[Figure record extracts]
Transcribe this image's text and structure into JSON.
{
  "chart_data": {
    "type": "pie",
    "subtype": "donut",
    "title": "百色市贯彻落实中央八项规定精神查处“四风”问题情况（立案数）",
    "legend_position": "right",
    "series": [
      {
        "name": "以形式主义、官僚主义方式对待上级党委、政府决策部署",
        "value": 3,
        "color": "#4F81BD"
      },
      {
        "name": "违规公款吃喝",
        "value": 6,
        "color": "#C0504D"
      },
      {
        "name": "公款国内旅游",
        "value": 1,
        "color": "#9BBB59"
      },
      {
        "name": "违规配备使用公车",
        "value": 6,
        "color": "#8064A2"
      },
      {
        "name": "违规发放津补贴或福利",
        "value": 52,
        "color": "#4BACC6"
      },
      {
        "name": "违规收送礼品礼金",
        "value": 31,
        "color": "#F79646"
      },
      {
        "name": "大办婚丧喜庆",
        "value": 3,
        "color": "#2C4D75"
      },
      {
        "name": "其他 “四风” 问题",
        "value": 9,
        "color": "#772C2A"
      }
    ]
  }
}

## EXERCISE INSTRUCTIONS
Please repeat the listing above in full and exactly.

## OUTPUT OF THE TASK
Transcribe this image's text and structure into JSON.
{
  "chart_data": {
    "type": "pie",
    "subtype": "donut",
    "title": "百色市贯彻落实中央八项规定精神查处“四风”问题情况（立案数）",
    "legend_position": "right",
    "series": [
      {
        "name": "以形式主义、官僚主义方式对待上级党委、政府决策部署",
        "value": 3,
        "color": "#4F81BD"
      },
      {
        "name": "违规公款吃喝",
        "value": 6,
        "color": "#C0504D"
      },
      {
        "name": "公款国内旅游",
        "value": 1,
        "color": "#9BBB59"
      },
      {
        "name": "违规配备使用公车",
        "value": 6,
        "color": "#8064A2"
      },
      {
        "name": "违规发放津补贴或福利",
        "value": 52,
        "color": "#4BACC6"
      },
      {
        "name": "违规收送礼品礼金",
        "value": 31,
        "color": "#F79646"
      },
      {
        "name": "大办婚丧喜庆",
        "value": 3,
        "color": "#2C4D75"
      },
      {
        "name": "其他 “四风” 问题",
        "value": 9,
        "color": "#772C2A"
      }
    ]
  }
}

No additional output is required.